[start Material for this task]

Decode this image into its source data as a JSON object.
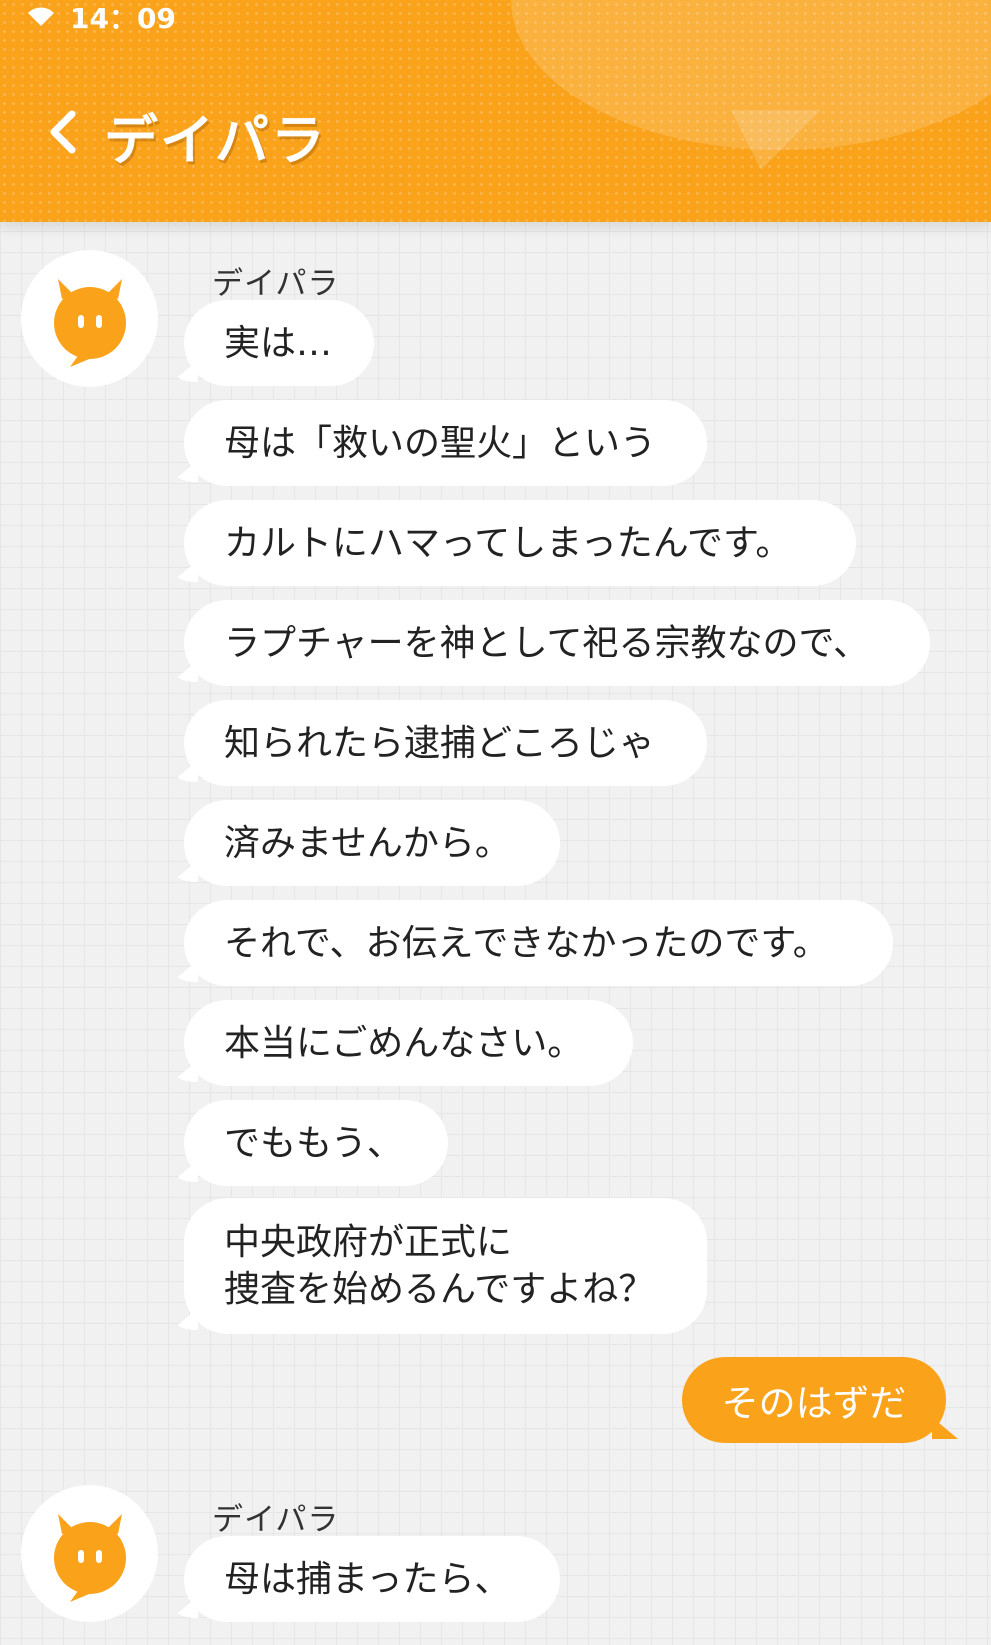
{
  "status_bar": {
    "time": "14：09",
    "wifi_icon": "wifi-icon"
  },
  "header": {
    "title": "デイパラ",
    "back_icon": "chevron-left-icon",
    "color": "#f9a21a"
  },
  "chat": {
    "groups": [
      {
        "sender": "デイパラ",
        "avatar_icon": "chat-bubble-face-icon",
        "messages": [
          "実は…",
          "母は「救いの聖火」という",
          "カルトにハマってしまったんです。",
          "ラプチャーを神として祀る宗教なので、",
          "知られたら逮捕どころじゃ",
          "済みませんから。",
          "それで、お伝えできなかったのです。",
          "本当にごめんなさい。",
          "でももう、",
          "中央政府が正式に\n捜査を始めるんですよね？"
        ]
      },
      {
        "sender": "デイパラ",
        "avatar_icon": "chat-bubble-face-icon",
        "messages": [
          "母は捕まったら、"
        ]
      }
    ],
    "outgoing": [
      "そのはずだ"
    ]
  }
}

[end Material for this task]

▸ Direction: Write out every line above exactly as it is, leaving out the pictures.

▸ Response to this exercise:
Decode this image into its source data as a JSON object.
{
  "status_bar": {
    "time": "14：09",
    "wifi_icon": "wifi-icon"
  },
  "header": {
    "title": "デイパラ",
    "back_icon": "chevron-left-icon",
    "color": "#f9a21a"
  },
  "chat": {
    "groups": [
      {
        "sender": "デイパラ",
        "avatar_icon": "chat-bubble-face-icon",
        "messages": [
          "実は…",
          "母は「救いの聖火」という",
          "カルトにハマってしまったんです。",
          "ラプチャーを神として祀る宗教なので、",
          "知られたら逮捕どころじゃ",
          "済みませんから。",
          "それで、お伝えできなかったのです。",
          "本当にごめんなさい。",
          "でももう、",
          "中央政府が正式に\n捜査を始めるんですよね？"
        ]
      },
      {
        "sender": "デイパラ",
        "avatar_icon": "chat-bubble-face-icon",
        "messages": [
          "母は捕まったら、"
        ]
      }
    ],
    "outgoing": [
      "そのはずだ"
    ]
  }
}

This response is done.